- **Problem to work on**:
Copy, character for character, the lines running from the one with "Decode this image" to the one with "Serialize everything readable", ends included. Leave out every other line.
☆ ☆ ☆ ☆ ☆ ☆ ☆
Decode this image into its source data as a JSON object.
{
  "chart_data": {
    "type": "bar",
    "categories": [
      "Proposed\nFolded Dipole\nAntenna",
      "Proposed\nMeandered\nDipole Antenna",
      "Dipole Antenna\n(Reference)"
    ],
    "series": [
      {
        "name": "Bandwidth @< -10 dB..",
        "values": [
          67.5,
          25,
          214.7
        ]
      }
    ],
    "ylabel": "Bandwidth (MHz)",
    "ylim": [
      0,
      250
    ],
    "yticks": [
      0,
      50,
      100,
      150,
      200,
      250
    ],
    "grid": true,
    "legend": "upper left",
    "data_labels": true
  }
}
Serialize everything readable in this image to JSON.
☆ ☆ ☆ ☆ ☆ ☆ ☆
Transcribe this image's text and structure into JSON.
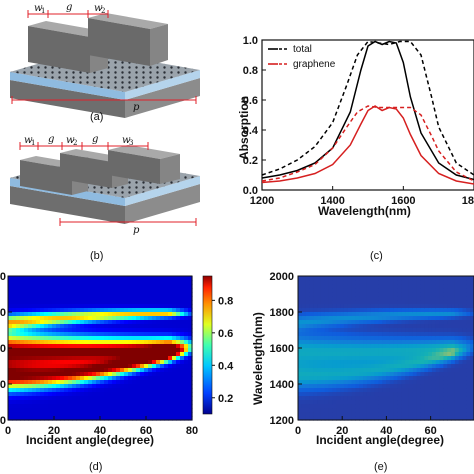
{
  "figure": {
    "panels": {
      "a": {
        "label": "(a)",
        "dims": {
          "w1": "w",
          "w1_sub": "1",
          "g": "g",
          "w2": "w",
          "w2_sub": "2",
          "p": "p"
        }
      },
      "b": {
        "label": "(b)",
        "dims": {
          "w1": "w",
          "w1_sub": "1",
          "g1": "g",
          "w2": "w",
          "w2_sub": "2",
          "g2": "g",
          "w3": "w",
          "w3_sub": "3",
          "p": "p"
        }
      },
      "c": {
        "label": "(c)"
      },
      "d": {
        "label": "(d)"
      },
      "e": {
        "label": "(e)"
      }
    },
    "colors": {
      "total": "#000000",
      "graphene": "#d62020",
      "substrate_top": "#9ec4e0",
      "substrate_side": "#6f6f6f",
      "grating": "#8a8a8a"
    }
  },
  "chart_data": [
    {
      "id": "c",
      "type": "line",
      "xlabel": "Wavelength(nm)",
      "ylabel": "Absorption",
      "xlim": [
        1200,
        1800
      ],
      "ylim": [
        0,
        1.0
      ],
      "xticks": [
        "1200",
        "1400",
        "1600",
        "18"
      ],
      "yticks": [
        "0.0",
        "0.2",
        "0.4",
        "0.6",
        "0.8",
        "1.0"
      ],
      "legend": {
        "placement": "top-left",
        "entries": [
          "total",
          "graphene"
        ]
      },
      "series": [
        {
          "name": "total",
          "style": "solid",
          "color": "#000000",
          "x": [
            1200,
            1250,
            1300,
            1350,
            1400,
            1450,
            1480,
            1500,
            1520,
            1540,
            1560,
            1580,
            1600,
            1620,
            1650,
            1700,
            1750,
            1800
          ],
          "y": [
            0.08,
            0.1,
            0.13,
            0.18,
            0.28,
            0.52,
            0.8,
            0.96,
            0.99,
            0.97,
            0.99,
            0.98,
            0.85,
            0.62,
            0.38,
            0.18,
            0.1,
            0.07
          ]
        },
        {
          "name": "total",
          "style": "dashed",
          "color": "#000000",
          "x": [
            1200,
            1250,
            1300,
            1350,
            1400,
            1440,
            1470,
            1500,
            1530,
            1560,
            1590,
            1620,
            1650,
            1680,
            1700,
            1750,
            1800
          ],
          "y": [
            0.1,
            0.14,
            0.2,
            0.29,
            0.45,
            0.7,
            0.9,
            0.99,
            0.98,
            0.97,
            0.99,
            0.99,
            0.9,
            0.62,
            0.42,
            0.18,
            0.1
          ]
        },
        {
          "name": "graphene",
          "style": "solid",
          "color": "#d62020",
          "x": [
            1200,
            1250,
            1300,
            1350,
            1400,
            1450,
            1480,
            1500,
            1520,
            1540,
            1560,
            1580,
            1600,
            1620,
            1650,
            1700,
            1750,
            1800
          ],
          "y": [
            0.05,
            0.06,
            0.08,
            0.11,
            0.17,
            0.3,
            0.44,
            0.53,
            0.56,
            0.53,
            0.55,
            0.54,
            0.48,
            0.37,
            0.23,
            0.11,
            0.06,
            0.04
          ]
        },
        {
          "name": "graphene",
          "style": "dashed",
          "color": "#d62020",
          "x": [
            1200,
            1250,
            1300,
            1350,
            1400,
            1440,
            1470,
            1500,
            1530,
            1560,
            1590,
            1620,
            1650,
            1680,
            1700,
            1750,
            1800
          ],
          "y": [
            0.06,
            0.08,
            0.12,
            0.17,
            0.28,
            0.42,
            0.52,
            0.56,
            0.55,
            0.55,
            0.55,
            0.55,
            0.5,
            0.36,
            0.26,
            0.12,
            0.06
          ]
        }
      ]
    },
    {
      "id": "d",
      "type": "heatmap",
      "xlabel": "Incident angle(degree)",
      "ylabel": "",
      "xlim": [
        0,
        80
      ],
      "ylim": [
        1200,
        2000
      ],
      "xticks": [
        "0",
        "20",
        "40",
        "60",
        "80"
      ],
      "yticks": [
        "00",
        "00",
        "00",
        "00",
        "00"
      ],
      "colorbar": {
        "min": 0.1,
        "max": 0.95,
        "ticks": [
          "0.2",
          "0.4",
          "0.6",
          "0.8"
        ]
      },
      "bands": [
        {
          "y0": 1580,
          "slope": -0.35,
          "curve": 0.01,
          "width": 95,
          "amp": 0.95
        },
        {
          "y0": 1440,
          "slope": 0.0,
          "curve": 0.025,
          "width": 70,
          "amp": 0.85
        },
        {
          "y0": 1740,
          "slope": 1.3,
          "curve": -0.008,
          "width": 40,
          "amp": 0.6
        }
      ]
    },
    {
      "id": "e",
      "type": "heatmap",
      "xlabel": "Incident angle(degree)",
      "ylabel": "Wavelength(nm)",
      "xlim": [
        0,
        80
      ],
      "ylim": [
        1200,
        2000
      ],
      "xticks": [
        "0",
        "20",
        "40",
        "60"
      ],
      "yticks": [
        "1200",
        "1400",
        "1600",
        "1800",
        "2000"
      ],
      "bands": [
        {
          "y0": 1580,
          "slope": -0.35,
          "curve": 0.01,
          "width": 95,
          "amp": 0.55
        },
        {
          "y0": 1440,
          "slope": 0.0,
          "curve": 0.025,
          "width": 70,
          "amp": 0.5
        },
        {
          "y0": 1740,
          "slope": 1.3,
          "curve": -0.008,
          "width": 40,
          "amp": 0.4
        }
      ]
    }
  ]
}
☆ ☆ ☆ ☆ ☆ ☆ ☆
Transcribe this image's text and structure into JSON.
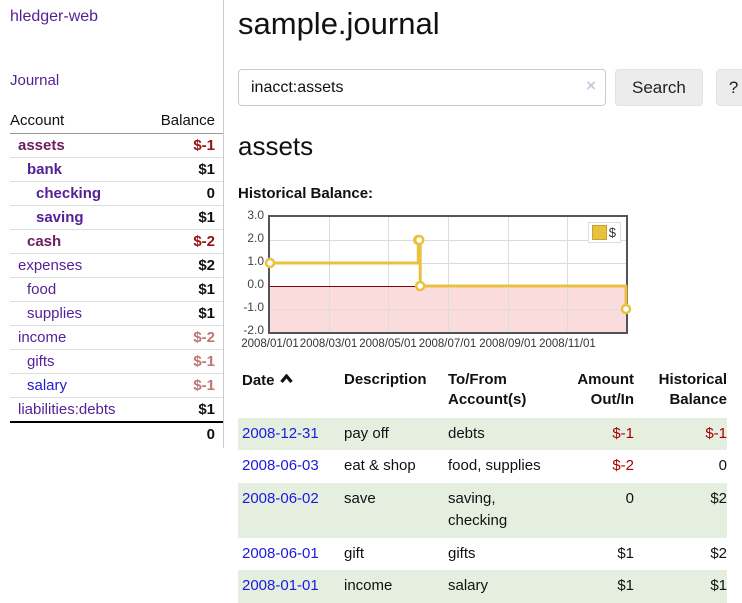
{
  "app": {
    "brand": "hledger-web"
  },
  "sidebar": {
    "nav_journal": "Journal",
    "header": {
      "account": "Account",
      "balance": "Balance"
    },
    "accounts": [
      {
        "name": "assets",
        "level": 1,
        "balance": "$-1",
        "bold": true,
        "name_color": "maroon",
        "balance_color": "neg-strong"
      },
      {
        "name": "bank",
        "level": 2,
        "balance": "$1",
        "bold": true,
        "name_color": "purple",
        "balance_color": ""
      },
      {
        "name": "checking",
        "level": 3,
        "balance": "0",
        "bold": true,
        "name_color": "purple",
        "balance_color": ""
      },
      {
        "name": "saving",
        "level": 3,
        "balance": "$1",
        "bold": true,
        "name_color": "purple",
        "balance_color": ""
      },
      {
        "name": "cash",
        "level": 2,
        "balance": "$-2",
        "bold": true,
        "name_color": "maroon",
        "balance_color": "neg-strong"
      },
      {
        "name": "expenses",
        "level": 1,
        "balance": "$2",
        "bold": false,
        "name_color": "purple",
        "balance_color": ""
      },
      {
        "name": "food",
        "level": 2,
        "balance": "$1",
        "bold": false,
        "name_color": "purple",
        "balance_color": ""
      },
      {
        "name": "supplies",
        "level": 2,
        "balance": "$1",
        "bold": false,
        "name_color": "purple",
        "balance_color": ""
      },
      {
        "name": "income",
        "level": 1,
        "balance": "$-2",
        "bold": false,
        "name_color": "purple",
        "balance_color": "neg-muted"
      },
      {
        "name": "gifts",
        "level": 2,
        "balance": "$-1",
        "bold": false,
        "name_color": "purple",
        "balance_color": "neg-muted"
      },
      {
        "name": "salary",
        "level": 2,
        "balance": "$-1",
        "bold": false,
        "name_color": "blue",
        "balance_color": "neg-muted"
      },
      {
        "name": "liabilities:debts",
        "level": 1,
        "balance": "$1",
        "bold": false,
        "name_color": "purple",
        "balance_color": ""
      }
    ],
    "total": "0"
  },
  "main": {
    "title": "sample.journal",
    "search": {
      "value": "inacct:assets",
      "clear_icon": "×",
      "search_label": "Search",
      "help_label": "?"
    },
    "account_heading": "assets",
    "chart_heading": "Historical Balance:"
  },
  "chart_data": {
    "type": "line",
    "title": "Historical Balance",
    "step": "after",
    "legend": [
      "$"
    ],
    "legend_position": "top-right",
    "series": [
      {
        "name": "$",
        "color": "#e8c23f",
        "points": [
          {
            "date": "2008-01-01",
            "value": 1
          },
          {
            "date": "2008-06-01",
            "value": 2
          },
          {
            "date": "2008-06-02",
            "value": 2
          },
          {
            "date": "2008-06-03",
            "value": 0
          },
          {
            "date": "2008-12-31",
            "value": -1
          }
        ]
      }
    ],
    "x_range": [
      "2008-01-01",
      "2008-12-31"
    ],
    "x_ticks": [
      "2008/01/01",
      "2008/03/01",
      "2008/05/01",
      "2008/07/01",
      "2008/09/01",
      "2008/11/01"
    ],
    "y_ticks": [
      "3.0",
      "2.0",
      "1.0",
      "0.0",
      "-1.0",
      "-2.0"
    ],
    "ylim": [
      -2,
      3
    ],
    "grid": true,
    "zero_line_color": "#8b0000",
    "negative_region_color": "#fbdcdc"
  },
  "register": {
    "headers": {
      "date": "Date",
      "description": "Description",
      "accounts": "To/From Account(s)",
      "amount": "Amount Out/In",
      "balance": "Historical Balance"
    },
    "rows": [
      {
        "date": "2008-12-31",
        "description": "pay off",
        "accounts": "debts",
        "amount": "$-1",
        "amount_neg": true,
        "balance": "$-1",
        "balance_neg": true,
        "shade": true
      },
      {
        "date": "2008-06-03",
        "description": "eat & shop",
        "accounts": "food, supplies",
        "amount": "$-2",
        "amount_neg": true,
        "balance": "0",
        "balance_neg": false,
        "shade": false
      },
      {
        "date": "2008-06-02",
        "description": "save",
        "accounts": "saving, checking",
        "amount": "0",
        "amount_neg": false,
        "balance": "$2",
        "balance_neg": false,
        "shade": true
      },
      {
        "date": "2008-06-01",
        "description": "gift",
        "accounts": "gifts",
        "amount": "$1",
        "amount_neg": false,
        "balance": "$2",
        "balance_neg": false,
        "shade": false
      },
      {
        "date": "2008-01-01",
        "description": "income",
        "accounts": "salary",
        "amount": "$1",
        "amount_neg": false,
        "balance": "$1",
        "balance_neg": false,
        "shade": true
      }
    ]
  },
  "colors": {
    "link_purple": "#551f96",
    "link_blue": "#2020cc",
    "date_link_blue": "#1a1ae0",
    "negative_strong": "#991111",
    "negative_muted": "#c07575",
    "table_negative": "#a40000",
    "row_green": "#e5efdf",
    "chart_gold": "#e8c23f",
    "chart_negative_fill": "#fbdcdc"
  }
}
☆ ☆ ☆ ☆ ☆ ☆ ☆
- **Output below**:
Decode this image into its source data as a JSON object.
{
  "chart_data": {
    "type": "bar",
    "categories": [
      "Proposed\nFolded Dipole\nAntenna",
      "Proposed\nMeandered\nDipole Antenna",
      "Dipole Antenna\n(Reference)"
    ],
    "series": [
      {
        "name": "Bandwidth @< -10 dB..",
        "values": [
          67.5,
          25,
          214.7
        ]
      }
    ],
    "ylabel": "Bandwidth (MHz)",
    "ylim": [
      0,
      250
    ],
    "yticks": [
      0,
      50,
      100,
      150,
      200,
      250
    ],
    "grid": true,
    "legend": "upper left",
    "data_labels": true
  }
}
Serialize everything readable in this image to JSON.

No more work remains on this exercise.